Lines, not repeats, are what count: give the number of lines below that hold "Clock", and nothing more.

### PROVIDED DATA
════════════════
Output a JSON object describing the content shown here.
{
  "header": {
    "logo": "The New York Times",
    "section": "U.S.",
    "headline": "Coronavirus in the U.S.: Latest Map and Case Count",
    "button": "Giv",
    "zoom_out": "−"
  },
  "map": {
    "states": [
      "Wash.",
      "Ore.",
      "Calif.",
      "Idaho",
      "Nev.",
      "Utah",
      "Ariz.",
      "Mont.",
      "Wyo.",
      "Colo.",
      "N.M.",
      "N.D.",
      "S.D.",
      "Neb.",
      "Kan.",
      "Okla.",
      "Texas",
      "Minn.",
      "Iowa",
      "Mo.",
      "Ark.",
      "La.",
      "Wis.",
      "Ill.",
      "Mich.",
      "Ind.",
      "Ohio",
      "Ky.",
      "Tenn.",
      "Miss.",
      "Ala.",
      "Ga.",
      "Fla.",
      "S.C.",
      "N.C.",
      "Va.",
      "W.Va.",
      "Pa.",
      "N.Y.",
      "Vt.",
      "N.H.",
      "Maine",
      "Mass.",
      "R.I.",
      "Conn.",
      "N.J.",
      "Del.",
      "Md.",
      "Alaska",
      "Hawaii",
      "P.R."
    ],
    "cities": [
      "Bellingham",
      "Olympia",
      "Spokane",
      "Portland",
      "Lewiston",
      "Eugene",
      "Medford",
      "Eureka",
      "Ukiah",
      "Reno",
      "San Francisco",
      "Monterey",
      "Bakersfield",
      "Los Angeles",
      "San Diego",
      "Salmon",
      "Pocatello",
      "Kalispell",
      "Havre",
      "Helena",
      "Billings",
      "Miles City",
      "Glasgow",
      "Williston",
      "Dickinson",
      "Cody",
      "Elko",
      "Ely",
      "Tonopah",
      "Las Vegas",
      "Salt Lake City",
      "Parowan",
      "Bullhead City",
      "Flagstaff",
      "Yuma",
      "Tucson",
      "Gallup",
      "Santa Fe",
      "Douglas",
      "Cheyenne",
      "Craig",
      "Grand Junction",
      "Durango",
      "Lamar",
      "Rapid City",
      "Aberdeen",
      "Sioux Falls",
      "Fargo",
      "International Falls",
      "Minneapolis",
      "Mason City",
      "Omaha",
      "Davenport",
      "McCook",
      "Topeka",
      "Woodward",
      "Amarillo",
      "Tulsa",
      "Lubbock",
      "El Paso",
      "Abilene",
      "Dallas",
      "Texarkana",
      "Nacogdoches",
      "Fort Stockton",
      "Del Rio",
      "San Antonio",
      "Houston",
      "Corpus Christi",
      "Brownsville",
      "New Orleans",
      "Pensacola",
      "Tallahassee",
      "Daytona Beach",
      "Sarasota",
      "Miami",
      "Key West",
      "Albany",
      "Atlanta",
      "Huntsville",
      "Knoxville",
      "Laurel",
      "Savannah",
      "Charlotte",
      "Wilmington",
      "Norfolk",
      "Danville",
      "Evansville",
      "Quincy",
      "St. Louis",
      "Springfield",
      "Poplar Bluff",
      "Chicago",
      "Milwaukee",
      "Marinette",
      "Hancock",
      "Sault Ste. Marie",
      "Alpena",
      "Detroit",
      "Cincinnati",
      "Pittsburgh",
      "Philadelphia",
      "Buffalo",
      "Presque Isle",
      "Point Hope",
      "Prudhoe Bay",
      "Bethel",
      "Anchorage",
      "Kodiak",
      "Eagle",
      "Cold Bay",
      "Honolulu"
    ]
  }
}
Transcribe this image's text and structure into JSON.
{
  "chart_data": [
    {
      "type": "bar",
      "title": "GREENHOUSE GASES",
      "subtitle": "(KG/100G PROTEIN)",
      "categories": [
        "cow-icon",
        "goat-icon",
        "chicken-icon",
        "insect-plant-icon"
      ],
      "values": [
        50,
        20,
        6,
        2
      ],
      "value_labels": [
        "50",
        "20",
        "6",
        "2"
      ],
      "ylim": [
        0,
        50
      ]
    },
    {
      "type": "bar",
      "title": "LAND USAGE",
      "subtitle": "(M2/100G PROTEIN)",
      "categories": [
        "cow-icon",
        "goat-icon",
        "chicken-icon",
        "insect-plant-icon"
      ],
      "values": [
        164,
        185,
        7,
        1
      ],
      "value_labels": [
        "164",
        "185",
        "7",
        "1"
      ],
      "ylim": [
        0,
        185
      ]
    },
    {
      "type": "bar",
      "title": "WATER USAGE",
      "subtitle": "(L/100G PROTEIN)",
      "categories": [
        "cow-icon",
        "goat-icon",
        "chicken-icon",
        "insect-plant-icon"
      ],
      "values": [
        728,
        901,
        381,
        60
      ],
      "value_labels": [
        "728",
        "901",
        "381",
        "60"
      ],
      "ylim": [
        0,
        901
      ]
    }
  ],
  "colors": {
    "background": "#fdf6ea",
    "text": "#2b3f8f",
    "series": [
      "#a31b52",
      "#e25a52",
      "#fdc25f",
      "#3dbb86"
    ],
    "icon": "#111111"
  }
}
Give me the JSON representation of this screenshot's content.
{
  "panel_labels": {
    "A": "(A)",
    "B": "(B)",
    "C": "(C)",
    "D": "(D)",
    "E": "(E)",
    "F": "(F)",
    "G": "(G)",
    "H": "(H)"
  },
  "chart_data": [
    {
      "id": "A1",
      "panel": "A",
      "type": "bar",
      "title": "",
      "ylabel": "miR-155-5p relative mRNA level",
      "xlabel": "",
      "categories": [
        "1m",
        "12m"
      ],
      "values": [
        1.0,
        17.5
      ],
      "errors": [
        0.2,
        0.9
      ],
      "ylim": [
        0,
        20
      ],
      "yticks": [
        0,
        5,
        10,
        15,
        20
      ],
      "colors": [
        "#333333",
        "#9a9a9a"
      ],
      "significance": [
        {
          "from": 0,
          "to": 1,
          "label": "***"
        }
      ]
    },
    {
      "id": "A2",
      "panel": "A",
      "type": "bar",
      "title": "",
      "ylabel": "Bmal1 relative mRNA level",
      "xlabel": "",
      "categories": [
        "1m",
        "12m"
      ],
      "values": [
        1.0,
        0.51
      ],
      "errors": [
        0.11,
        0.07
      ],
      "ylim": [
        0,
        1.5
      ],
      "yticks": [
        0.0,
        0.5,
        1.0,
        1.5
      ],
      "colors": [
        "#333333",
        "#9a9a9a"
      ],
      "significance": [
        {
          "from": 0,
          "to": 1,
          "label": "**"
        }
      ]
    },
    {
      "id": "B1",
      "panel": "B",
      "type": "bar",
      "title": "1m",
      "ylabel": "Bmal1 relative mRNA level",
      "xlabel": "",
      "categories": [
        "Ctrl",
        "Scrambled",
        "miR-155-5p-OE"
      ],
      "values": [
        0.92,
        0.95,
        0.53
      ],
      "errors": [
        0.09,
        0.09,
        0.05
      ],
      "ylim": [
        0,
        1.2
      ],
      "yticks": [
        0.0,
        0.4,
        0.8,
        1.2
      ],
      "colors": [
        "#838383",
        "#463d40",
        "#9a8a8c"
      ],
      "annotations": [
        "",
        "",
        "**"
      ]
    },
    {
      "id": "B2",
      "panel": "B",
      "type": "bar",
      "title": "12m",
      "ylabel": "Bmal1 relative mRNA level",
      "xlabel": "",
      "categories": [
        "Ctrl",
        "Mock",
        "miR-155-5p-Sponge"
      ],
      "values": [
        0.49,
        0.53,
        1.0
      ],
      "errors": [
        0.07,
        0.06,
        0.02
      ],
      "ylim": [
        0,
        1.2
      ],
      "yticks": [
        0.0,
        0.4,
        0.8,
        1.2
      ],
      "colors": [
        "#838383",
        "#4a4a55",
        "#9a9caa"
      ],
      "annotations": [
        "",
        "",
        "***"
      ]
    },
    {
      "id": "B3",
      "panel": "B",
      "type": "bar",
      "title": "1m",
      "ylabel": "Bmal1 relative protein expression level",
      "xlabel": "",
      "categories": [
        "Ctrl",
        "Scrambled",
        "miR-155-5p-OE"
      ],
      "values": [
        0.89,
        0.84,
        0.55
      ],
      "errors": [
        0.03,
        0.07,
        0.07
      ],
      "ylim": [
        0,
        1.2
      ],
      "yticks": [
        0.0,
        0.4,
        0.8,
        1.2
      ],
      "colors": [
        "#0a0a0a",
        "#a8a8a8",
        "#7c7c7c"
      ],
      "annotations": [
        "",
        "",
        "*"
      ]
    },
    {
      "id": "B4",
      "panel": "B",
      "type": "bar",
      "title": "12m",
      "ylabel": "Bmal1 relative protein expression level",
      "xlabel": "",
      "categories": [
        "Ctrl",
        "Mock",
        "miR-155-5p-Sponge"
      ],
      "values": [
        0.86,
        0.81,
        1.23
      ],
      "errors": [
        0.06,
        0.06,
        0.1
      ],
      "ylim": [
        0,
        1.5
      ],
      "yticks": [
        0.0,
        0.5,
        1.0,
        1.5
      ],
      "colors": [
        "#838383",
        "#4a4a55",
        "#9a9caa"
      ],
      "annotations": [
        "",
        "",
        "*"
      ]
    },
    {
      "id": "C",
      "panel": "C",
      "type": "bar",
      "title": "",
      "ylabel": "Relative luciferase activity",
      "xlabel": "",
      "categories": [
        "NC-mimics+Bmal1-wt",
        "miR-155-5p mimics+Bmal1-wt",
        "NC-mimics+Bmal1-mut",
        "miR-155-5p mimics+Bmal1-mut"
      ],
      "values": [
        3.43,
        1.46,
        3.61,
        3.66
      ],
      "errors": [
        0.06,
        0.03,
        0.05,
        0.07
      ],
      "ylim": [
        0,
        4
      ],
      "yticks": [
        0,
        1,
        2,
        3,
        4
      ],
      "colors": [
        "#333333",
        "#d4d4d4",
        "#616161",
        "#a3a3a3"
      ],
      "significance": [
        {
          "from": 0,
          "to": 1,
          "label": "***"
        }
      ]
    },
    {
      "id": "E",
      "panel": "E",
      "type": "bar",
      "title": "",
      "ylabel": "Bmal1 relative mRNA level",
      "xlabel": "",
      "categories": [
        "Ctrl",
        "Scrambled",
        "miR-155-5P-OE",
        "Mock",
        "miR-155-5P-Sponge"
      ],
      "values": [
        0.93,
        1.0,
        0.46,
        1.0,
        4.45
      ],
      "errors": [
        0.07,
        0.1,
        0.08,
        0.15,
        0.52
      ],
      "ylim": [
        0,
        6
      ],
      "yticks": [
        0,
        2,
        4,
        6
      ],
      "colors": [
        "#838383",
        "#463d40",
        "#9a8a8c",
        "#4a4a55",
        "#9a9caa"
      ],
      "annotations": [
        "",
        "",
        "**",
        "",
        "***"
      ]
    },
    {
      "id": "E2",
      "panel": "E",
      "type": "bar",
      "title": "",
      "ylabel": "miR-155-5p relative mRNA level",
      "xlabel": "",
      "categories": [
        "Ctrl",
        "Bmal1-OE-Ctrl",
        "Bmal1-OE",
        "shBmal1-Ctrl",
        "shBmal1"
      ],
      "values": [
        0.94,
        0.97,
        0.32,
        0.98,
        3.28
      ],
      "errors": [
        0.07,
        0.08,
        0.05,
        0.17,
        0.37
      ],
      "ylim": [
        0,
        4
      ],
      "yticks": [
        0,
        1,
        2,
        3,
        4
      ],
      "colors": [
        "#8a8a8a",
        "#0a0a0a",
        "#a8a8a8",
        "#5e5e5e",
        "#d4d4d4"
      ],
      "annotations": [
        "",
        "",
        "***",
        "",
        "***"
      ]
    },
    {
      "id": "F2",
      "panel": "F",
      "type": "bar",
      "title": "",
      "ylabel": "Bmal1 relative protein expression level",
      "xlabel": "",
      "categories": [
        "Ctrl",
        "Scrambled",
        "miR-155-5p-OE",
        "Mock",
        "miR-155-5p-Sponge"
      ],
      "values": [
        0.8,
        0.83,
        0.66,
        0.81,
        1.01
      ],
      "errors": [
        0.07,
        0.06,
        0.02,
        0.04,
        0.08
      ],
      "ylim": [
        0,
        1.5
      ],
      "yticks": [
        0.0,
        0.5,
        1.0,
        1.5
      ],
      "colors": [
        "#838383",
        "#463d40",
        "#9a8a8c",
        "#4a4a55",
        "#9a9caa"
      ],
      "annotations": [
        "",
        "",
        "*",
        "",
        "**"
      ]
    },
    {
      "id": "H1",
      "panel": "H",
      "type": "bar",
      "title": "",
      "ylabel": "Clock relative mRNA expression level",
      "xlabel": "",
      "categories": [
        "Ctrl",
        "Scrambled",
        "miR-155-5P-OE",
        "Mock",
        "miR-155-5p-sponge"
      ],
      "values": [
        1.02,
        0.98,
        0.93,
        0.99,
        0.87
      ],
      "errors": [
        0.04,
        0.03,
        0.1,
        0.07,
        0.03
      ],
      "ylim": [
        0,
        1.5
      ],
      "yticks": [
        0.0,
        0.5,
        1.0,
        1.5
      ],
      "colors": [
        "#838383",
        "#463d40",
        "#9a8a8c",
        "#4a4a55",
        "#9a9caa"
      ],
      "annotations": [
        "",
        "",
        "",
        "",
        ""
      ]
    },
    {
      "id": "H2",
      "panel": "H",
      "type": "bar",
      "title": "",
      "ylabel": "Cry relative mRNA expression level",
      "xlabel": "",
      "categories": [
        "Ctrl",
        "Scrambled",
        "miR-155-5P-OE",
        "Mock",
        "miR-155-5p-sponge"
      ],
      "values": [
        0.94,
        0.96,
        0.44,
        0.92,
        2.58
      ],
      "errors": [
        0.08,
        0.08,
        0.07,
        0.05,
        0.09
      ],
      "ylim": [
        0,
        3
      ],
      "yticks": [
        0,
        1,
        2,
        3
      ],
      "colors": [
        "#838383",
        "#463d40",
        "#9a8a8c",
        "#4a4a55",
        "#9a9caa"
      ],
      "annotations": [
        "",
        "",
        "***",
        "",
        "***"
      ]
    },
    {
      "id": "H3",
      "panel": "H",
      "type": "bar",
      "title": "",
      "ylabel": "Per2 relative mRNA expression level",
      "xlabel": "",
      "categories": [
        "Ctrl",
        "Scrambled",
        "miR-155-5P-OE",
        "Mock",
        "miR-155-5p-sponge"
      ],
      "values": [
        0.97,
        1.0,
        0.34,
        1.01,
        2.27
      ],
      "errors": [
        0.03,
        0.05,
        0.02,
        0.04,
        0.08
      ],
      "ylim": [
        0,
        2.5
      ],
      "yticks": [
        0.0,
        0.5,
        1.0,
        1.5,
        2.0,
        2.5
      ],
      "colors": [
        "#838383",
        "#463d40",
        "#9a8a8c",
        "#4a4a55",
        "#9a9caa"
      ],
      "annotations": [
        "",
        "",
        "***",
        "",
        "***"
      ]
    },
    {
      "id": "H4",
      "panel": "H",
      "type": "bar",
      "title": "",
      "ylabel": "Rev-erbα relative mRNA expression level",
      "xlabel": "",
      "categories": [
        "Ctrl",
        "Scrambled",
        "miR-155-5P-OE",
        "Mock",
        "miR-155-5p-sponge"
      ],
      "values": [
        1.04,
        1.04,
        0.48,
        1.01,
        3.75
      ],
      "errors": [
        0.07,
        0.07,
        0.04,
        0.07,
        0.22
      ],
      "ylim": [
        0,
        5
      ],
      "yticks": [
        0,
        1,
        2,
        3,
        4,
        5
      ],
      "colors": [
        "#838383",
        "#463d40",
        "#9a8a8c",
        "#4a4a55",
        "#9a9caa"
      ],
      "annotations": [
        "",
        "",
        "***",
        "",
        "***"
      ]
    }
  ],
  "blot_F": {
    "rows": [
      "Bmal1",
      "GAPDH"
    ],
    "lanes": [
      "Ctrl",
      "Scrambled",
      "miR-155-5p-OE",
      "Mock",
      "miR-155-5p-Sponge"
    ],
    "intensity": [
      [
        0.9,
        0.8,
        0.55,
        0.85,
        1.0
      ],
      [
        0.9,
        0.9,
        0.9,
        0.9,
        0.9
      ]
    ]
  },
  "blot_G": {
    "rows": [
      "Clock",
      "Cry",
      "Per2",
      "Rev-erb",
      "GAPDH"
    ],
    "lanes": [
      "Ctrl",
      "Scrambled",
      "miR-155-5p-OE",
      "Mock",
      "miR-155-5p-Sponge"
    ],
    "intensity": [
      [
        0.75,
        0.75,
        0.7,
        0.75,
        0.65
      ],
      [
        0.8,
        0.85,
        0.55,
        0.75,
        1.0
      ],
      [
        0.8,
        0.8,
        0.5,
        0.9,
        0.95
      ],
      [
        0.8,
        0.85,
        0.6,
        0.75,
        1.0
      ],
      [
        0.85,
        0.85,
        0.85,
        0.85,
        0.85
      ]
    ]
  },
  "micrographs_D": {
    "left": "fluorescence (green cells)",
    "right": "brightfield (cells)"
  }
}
════════════════
### SOLUTION TO THIS PROBLEM
2